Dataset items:

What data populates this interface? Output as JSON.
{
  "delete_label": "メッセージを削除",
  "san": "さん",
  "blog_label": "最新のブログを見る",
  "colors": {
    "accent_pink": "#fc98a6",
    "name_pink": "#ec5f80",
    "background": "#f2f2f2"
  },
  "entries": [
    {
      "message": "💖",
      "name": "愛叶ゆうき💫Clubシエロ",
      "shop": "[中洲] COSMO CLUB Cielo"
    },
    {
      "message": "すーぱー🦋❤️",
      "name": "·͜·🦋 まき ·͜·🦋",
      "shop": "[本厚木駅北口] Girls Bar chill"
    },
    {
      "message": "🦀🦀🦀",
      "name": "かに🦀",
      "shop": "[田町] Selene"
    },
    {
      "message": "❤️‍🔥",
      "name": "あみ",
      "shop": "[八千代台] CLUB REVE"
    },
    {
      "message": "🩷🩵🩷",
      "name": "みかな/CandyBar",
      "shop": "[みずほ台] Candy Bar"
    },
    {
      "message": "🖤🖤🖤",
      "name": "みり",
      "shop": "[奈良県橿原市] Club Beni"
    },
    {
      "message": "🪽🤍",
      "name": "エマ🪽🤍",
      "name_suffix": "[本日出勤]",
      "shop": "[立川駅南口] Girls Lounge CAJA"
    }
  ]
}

> _Work to do_:
From the listing, copy every line where the string "Girls" appears.

> _Written answer_:
      "shop": "[本厚木駅北口] Girls Bar chill"
      "shop": "[立川駅南口] Girls Lounge CAJA"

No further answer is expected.